Given task. Starting with the first line of the rows, write the lines out again unchanged, and stop after the line that contains "sample-point [187, 565, 190, 568]".

Dataset.
━━━━

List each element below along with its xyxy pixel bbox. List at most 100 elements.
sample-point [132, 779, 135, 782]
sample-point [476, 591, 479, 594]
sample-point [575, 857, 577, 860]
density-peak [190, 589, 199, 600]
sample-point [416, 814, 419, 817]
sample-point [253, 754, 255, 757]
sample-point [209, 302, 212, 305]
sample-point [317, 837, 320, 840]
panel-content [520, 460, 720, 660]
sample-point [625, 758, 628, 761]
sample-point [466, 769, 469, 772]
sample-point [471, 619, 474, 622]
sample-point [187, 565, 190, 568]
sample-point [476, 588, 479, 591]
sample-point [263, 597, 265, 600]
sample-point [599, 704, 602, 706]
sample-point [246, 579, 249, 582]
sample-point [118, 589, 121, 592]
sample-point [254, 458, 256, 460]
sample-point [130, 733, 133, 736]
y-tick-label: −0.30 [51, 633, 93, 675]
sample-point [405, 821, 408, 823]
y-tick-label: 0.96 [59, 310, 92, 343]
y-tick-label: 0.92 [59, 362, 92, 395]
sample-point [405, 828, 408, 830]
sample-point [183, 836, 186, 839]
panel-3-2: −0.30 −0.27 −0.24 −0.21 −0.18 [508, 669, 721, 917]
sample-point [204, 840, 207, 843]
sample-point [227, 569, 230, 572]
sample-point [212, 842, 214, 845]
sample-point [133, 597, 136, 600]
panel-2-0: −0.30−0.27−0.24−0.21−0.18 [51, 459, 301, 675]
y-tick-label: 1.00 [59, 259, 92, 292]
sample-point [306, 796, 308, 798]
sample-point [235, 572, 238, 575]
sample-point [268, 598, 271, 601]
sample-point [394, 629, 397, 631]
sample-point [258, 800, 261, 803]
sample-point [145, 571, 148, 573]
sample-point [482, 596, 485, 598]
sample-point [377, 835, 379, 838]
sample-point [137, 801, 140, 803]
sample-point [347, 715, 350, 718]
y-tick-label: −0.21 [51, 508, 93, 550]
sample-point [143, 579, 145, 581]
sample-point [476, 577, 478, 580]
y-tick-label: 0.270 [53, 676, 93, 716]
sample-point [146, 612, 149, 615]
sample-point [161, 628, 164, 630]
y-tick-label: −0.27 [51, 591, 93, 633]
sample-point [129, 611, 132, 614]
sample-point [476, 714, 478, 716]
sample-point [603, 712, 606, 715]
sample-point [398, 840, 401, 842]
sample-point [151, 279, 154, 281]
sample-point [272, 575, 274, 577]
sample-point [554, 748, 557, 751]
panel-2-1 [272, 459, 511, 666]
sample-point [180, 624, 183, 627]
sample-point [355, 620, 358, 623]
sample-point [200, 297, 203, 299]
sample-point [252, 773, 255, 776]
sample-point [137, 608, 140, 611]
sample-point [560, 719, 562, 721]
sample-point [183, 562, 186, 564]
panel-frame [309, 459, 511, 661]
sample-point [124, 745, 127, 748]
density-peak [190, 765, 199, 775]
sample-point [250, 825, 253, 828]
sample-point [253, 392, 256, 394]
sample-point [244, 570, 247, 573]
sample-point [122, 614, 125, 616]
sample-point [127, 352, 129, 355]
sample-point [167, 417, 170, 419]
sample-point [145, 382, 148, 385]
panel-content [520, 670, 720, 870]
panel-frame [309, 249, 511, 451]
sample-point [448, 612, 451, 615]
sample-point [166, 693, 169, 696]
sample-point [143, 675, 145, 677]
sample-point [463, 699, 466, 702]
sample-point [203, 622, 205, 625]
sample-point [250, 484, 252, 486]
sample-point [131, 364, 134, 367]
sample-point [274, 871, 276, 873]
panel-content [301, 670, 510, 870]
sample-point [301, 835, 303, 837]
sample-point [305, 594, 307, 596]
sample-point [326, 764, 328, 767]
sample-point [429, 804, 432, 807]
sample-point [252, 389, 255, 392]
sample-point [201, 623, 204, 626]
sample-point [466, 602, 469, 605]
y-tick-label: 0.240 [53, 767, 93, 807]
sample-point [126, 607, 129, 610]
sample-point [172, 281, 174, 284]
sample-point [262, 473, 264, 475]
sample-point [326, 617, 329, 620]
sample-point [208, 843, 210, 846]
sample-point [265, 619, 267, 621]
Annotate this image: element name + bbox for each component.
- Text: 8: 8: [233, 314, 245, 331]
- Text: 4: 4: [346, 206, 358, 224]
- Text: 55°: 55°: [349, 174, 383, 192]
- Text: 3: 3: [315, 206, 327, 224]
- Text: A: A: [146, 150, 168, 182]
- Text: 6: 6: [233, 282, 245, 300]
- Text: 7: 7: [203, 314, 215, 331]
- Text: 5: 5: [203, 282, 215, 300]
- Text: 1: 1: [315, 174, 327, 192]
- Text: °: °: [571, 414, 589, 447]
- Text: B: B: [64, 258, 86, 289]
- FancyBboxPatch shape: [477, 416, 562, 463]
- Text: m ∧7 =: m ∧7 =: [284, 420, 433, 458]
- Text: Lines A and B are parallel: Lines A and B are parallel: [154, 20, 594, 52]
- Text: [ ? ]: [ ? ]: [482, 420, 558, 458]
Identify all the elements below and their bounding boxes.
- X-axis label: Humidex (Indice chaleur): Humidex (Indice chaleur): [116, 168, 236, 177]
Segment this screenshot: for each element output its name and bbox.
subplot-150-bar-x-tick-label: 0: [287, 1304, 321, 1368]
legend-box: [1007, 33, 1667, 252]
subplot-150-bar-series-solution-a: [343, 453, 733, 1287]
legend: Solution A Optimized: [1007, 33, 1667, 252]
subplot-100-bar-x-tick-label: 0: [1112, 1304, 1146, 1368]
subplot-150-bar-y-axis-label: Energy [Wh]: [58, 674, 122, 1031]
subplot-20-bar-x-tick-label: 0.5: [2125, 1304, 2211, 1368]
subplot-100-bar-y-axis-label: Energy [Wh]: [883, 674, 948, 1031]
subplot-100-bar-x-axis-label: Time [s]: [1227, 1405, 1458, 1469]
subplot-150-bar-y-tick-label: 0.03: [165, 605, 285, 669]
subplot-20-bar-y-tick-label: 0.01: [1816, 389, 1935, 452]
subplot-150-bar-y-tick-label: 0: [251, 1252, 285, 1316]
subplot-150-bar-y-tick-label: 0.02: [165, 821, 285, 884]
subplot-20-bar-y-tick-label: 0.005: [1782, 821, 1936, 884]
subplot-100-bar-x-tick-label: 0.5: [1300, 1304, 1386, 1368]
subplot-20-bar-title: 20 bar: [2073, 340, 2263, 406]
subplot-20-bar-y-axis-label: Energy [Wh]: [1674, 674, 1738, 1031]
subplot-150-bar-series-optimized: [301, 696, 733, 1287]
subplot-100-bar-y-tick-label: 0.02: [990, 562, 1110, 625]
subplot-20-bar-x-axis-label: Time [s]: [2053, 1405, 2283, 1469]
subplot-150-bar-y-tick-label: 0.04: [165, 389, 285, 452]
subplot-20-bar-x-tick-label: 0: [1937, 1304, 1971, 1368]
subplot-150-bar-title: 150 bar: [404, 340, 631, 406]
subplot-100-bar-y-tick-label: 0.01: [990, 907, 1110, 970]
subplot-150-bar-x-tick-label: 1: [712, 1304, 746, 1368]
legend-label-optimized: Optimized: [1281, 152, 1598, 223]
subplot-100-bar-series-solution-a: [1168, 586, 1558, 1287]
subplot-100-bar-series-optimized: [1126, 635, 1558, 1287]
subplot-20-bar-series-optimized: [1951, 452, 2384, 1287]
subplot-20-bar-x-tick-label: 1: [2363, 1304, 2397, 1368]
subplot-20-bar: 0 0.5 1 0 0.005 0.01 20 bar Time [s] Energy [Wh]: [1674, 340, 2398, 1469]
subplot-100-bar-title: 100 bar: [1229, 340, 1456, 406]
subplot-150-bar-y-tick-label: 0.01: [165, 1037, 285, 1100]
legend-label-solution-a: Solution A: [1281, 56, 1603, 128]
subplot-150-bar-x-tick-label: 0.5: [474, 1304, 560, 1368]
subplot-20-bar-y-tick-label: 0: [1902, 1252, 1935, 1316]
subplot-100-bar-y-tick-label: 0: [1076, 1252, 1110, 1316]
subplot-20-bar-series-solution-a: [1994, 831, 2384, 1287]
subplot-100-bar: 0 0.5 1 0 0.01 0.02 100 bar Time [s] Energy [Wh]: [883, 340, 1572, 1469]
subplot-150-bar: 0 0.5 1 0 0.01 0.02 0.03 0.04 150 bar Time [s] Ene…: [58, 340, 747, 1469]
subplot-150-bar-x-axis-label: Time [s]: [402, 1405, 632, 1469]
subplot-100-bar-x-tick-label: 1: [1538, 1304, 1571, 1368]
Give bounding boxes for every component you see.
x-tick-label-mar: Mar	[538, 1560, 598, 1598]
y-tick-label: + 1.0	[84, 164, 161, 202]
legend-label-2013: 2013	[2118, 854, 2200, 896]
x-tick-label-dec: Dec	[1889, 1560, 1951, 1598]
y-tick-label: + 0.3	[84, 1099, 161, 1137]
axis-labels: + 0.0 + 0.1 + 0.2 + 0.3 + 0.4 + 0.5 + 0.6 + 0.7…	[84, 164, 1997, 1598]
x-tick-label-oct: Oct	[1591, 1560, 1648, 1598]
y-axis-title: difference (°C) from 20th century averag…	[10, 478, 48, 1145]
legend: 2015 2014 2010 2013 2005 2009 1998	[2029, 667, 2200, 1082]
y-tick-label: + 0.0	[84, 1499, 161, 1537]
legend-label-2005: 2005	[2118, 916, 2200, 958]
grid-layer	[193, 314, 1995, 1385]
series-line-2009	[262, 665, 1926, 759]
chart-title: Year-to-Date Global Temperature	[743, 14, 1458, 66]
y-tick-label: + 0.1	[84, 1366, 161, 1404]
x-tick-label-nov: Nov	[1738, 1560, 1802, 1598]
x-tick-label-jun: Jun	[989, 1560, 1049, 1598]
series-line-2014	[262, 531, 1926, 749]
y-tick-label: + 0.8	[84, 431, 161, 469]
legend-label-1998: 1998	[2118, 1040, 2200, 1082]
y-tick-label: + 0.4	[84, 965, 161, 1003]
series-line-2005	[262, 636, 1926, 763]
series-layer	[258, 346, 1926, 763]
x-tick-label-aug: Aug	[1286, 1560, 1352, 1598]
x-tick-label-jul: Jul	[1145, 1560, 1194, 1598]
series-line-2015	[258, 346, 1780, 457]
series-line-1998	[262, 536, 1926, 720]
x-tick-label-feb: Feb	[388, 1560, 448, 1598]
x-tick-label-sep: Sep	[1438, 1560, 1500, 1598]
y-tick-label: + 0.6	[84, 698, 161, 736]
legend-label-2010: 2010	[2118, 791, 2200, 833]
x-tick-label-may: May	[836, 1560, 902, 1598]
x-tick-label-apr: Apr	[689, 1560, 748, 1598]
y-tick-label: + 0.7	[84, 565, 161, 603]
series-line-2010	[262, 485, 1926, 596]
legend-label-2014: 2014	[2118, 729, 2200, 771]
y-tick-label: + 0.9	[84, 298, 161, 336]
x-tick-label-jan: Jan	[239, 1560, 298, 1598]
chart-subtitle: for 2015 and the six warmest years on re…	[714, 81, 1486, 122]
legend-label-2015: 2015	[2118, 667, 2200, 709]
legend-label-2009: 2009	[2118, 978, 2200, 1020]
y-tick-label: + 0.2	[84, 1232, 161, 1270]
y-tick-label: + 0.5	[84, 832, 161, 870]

━━━━

Written solution.
List each element below along with its xyxy pixel bbox. List at most 100 elements.
sample-point [132, 779, 135, 782]
sample-point [476, 591, 479, 594]
sample-point [575, 857, 577, 860]
density-peak [190, 589, 199, 600]
sample-point [416, 814, 419, 817]
sample-point [253, 754, 255, 757]
sample-point [209, 302, 212, 305]
sample-point [317, 837, 320, 840]
panel-content [520, 460, 720, 660]
sample-point [625, 758, 628, 761]
sample-point [466, 769, 469, 772]
sample-point [471, 619, 474, 622]
sample-point [187, 565, 190, 568]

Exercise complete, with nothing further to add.